RECORD LIST:
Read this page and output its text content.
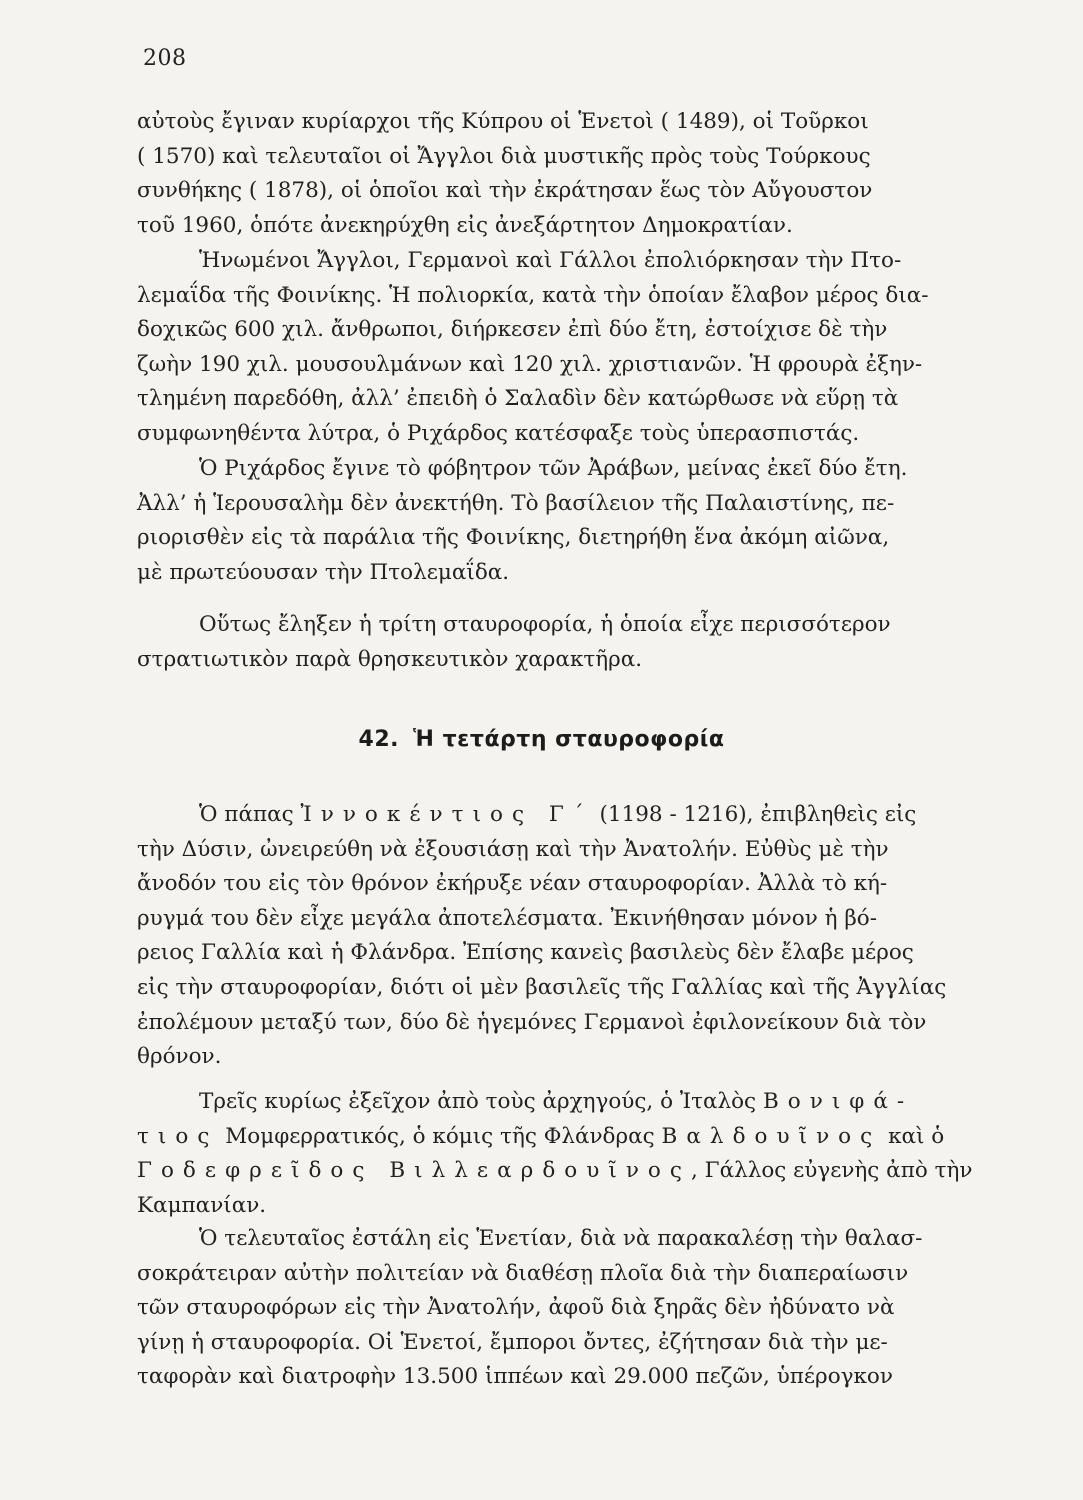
208

αὐτοὺς ἔγιναν κυρίαρχοι τῆς Κύπρου οἱ Ἑνετοὶ ( 1489), οἱ Τοῦρκοι
( 1570) καὶ τελευταῖοι οἱ Ἄγγλοι διὰ μυστικῆς πρὸς τοὺς Τούρκους
συνθήκης ( 1878), οἱ ὁποῖοι καὶ τὴν ἐκράτησαν ἕως τὸν Αὔγουστον
τοῦ 1960, ὁπότε ἀνεκηρύχθη εἰς ἀνεξάρτητον Δημοκρατίαν.

Ἡνωμένοι Ἄγγλοι, Γερμανοὶ καὶ Γάλλοι ἐπολιόρκησαν τὴν Πτο-
λεμαΐδα τῆς Φοινίκης. Ἡ πολιορκία, κατὰ τὴν ὁποίαν ἔλαβον μέρος δια-
δοχικῶς 600 χιλ. ἄνθρωποι, διήρκεσεν ἐπὶ δύο ἔτη, ἐστοίχισε δὲ τὴν
ζωὴν 190 χιλ. μουσουλμάνων καὶ 120 χιλ. χριστιανῶν. Ἡ φρουρὰ ἐξην-
τλημένη παρεδόθη, ἀλλ’ ἐπειδὴ ὁ Σαλαδὶν δὲν κατώρθωσε νὰ εὕρῃ τὰ
συμφωνηθέντα λύτρα, ὁ Ριχάρδος κατέσφαξε τοὺς ὑπερασπιστάς.

Ὁ Ριχάρδος ἔγινε τὸ φόβητρον τῶν Ἀράβων, μείνας ἐκεῖ δύο ἔτη.
Ἀλλ’ ἡ Ἱερουσαλὴμ δὲν ἀνεκτήθη. Τὸ βασίλειον τῆς Παλαιστίνης, πε-
ριορισθὲν εἰς τὰ παράλια τῆς Φοινίκης, διετηρήθη ἕνα ἀκόμη αἰῶνα,
μὲ πρωτεύουσαν τὴν Πτολεμαΐδα.

Οὕτως ἔληξεν ἡ τρίτη σταυροφορία, ἡ ὁποία εἶχε περισσότερον
στρατιωτικὸν παρὰ θρησκευτικὸν χαρακτῆρα.

42. Ἡ τετάρτη σταυροφορία

Ὁ πάπας Ἰννοκέντιος Γ΄ (1198 - 1216), ἐπιβληθεὶς εἰς
τὴν Δύσιν, ὠνειρεύθη νὰ ἐξουσιάσῃ καὶ τὴν Ἀνατολήν. Εὐθὺς μὲ τὴν
ἄνοδόν του εἰς τὸν θρόνον ἐκήρυξε νέαν σταυροφορίαν. Ἀλλὰ τὸ κή-
ρυγμά του δὲν εἶχε μεγάλα ἀποτελέσματα. Ἐκινήθησαν μόνον ἡ βό-
ρειος Γαλλία καὶ ἡ Φλάνδρα. Ἐπίσης κανεὶς βασιλεὺς δὲν ἔλαβε μέρος
εἰς τὴν σταυροφορίαν, διότι οἱ μὲν βασιλεῖς τῆς Γαλλίας καὶ τῆς Ἀγγλίας
ἐπολέμουν μεταξύ των, δύο δὲ ἡγεμόνες Γερμανοὶ ἐφιλονείκουν διὰ τὸν
θρόνον.

Τρεῖς κυρίως ἐξεῖχον ἀπὸ τοὺς ἀρχηγούς, ὁ Ἰταλὸς Βονιφά-
τιος Μομφερρατικός, ὁ κόμις τῆς Φλάνδρας Βαλδουῖνος καὶ ὁ
Γοδεφρεῖδος Βιλλεαρδουῖνος, Γάλλος εὐγενὴς ἀπὸ τὴν
Καμπανίαν.

Ὁ τελευταῖος ἐστάλη εἰς Ἑνετίαν, διὰ νὰ παρακαλέσῃ τὴν θαλασ-
σοκράτειραν αὐτὴν πολιτείαν νὰ διαθέσῃ πλοῖα διὰ τὴν διαπεραίωσιν
τῶν σταυροφόρων εἰς τὴν Ἀνατολήν, ἀφοῦ διὰ ξηρᾶς δὲν ἠδύνατο νὰ
γίνῃ ἡ σταυροφορία. Οἱ Ἑνετοί, ἔμποροι ὄντες, ἐζήτησαν διὰ τὴν με-
ταφορὰν καὶ διατροφὴν 13.500 ἱππέων καὶ 29.000 πεζῶν, ὑπέρογκον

BRIEF: Give the number of lines above in which the word "μέρος" occurs, with nothing else.

FINISHED TASK: 2